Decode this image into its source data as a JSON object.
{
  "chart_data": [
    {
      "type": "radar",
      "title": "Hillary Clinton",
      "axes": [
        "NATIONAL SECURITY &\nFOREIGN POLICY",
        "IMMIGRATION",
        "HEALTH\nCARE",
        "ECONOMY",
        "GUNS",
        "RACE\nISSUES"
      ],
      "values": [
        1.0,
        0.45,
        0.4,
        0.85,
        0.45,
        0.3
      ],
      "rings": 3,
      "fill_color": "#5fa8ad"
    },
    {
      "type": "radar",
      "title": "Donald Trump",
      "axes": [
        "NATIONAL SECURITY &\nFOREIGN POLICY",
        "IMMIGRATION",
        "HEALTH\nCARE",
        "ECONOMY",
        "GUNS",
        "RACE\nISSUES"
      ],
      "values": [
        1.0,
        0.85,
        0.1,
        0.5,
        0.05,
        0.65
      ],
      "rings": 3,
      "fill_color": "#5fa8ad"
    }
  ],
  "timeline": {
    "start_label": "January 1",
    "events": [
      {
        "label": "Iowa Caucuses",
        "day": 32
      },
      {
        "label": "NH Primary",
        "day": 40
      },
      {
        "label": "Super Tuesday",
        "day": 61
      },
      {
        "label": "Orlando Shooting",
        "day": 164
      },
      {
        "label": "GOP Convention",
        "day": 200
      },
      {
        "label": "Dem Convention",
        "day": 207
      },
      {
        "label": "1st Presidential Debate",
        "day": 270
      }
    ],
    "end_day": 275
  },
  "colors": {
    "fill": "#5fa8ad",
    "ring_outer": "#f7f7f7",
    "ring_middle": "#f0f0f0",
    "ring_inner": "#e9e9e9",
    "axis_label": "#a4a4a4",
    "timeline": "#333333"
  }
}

....

Without leaving anything out, give the entries again exactly.

### [Result]
Decode this image into its source data as a JSON object.
{
  "chart_data": [
    {
      "type": "radar",
      "title": "Hillary Clinton",
      "axes": [
        "NATIONAL SECURITY &\nFOREIGN POLICY",
        "IMMIGRATION",
        "HEALTH\nCARE",
        "ECONOMY",
        "GUNS",
        "RACE\nISSUES"
      ],
      "values": [
        1.0,
        0.45,
        0.4,
        0.85,
        0.45,
        0.3
      ],
      "rings": 3,
      "fill_color": "#5fa8ad"
    },
    {
      "type": "radar",
      "title": "Donald Trump",
      "axes": [
        "NATIONAL SECURITY &\nFOREIGN POLICY",
        "IMMIGRATION",
        "HEALTH\nCARE",
        "ECONOMY",
        "GUNS",
        "RACE\nISSUES"
      ],
      "values": [
        1.0,
        0.85,
        0.1,
        0.5,
        0.05,
        0.65
      ],
      "rings": 3,
      "fill_color": "#5fa8ad"
    }
  ],
  "timeline": {
    "start_label": "January 1",
    "events": [
      {
        "label": "Iowa Caucuses",
        "day": 32
      },
      {
        "label": "NH Primary",
        "day": 40
      },
      {
        "label": "Super Tuesday",
        "day": 61
      },
      {
        "label": "Orlando Shooting",
        "day": 164
      },
      {
        "label": "GOP Convention",
        "day": 200
      },
      {
        "label": "Dem Convention",
        "day": 207
      },
      {
        "label": "1st Presidential Debate",
        "day": 270
      }
    ],
    "end_day": 275
  },
  "colors": {
    "fill": "#5fa8ad",
    "ring_outer": "#f7f7f7",
    "ring_middle": "#f0f0f0",
    "ring_inner": "#e9e9e9",
    "axis_label": "#a4a4a4",
    "timeline": "#333333"
  }
}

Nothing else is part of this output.